▸ **EXERCISE INPUT**
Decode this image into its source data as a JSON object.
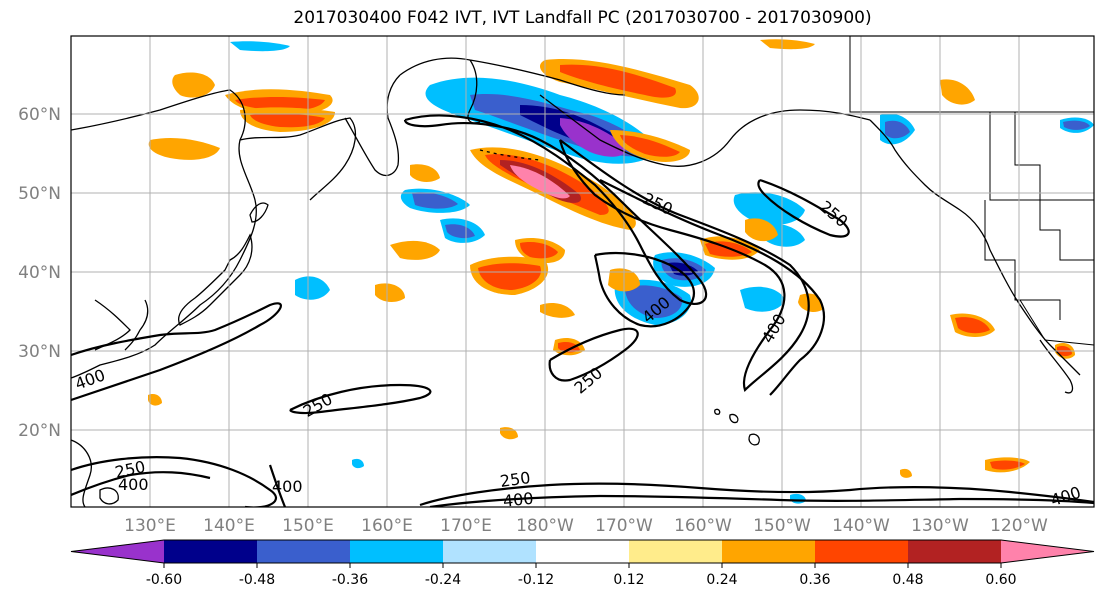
{
  "title": "2017030400 F042 IVT, IVT Landfall PC (2017030700 - 2017030900)",
  "lat_labels": [
    "20°N",
    "30°N",
    "40°N",
    "50°N",
    "60°N"
  ],
  "lon_labels": [
    "130°E",
    "140°E",
    "150°E",
    "160°E",
    "170°E",
    "180°W",
    "170°W",
    "160°W",
    "150°W",
    "140°W",
    "130°W",
    "120°W"
  ],
  "colorbar": {
    "colors": [
      "#9932cc",
      "#00008b",
      "#3a5fcd",
      "#00bfff",
      "#b0e2ff",
      "#ffffff",
      "#ffec8b",
      "#ffa500",
      "#ff4500",
      "#b22222",
      "#ff82ab"
    ],
    "tick_labels": [
      "-0.60",
      "-0.48",
      "-0.36",
      "-0.24",
      "-0.12",
      "0.12",
      "0.24",
      "0.36",
      "0.48",
      "0.60"
    ]
  },
  "contour_labels": [
    "250",
    "250",
    "250",
    "250",
    "250",
    "250",
    "400",
    "400",
    "400",
    "400",
    "400",
    "400",
    "400"
  ]
}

▸ **AIM OF THE TASK**
Give every record again exactly, apart from the pictures, which stay out.

▸ **FULL SOLUTION**
Decode this image into its source data as a JSON object.
{
  "title": "2017030400 F042 IVT, IVT Landfall PC (2017030700 - 2017030900)",
  "lat_labels": [
    "20°N",
    "30°N",
    "40°N",
    "50°N",
    "60°N"
  ],
  "lon_labels": [
    "130°E",
    "140°E",
    "150°E",
    "160°E",
    "170°E",
    "180°W",
    "170°W",
    "160°W",
    "150°W",
    "140°W",
    "130°W",
    "120°W"
  ],
  "colorbar": {
    "colors": [
      "#9932cc",
      "#00008b",
      "#3a5fcd",
      "#00bfff",
      "#b0e2ff",
      "#ffffff",
      "#ffec8b",
      "#ffa500",
      "#ff4500",
      "#b22222",
      "#ff82ab"
    ],
    "tick_labels": [
      "-0.60",
      "-0.48",
      "-0.36",
      "-0.24",
      "-0.12",
      "0.12",
      "0.24",
      "0.36",
      "0.48",
      "0.60"
    ]
  },
  "contour_labels": [
    "250",
    "250",
    "250",
    "250",
    "250",
    "250",
    "400",
    "400",
    "400",
    "400",
    "400",
    "400",
    "400"
  ]
}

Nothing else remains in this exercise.